DATA LINES:
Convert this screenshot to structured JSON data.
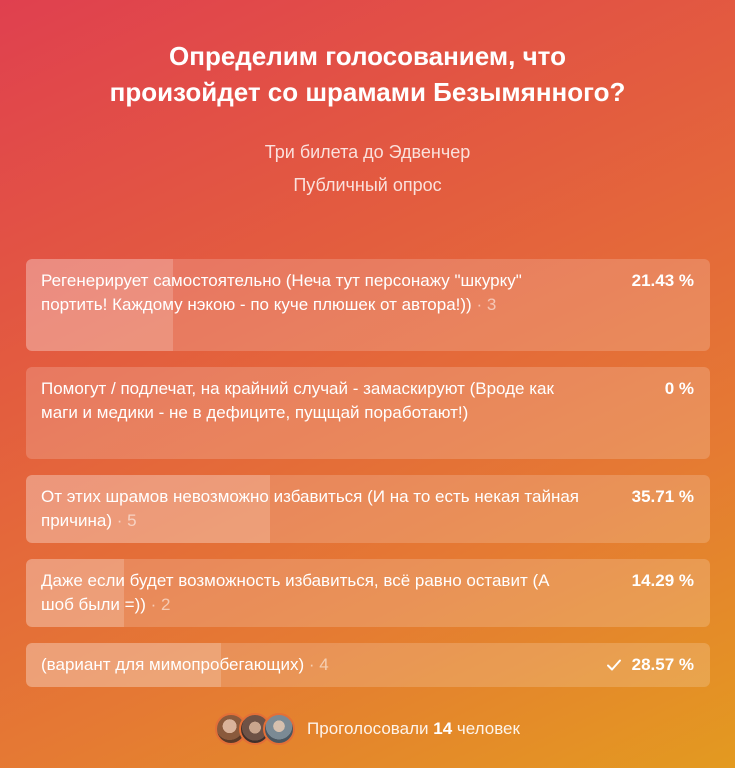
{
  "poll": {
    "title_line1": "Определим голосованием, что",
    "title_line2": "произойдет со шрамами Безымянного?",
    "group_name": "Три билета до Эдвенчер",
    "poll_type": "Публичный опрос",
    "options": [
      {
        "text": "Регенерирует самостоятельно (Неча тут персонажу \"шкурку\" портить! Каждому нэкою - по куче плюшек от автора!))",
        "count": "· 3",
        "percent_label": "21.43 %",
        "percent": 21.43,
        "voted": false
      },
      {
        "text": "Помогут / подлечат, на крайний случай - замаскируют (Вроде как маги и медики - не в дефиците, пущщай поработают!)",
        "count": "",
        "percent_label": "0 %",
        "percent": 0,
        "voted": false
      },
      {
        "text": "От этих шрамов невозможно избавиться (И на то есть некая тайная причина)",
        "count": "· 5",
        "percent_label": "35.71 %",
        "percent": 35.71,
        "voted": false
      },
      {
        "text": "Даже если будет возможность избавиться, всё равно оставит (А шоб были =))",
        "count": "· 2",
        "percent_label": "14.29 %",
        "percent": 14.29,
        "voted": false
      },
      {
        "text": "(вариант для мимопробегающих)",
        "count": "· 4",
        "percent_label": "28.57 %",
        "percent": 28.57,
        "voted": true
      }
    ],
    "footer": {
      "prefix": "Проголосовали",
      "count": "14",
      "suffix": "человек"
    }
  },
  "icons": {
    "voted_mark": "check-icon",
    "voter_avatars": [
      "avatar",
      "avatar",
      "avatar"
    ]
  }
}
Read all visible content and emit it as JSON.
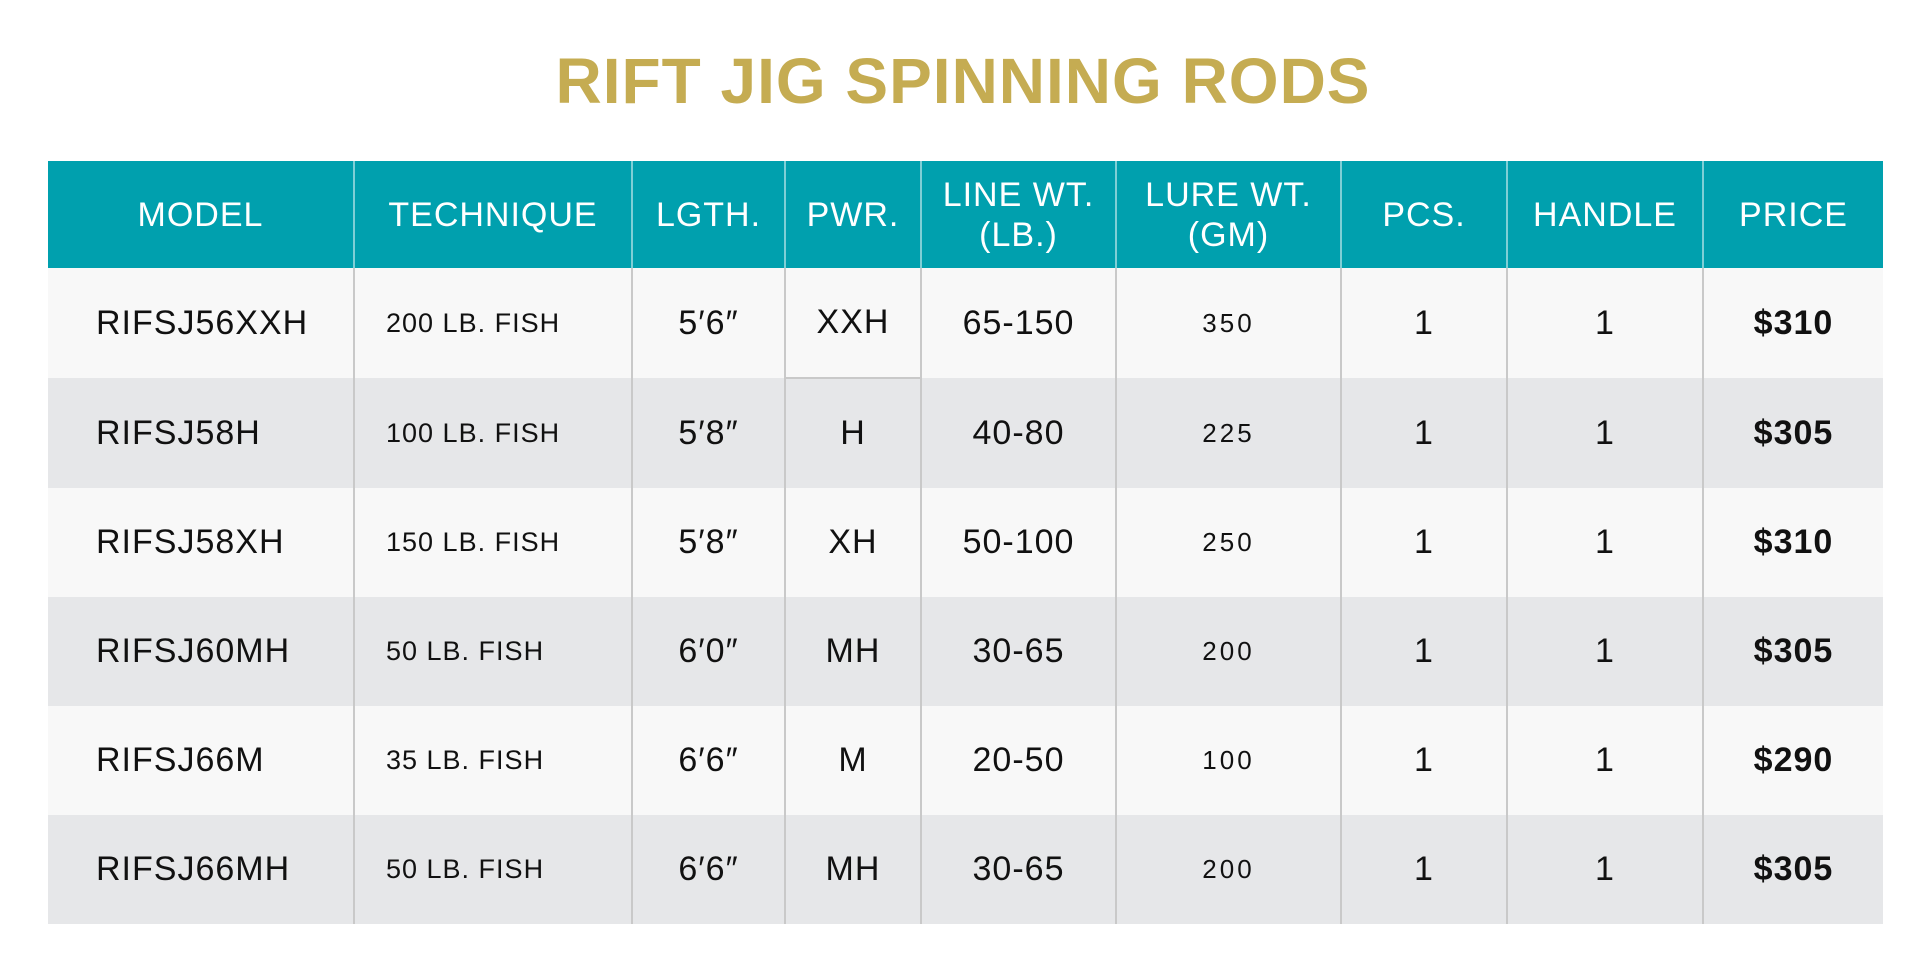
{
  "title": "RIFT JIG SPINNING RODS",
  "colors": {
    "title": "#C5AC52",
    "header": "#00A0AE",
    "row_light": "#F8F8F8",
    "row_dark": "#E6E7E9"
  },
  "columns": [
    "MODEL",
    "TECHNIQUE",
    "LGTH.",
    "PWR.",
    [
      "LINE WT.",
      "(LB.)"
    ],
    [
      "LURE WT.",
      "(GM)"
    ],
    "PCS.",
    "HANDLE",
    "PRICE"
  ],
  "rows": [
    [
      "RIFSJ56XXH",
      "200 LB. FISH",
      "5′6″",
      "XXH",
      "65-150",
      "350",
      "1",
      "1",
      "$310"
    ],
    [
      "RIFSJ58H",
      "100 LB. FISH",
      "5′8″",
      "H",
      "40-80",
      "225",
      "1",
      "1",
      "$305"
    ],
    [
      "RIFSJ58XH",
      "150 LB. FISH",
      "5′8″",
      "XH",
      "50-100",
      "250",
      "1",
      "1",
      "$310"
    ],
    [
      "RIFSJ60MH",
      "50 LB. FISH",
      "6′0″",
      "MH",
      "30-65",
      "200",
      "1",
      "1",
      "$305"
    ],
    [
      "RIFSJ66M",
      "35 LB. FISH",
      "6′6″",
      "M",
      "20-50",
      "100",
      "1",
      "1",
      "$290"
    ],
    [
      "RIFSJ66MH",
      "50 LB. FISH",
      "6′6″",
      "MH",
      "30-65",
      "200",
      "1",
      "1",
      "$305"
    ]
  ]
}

TASK OBJECTIVE: Copy every line of the material in which the word "FISH" occurs.

CORRECT RESULT:
      "200 LB. FISH",
      "100 LB. FISH",
      "150 LB. FISH",
      "50 LB. FISH",
      "35 LB. FISH",
      "50 LB. FISH",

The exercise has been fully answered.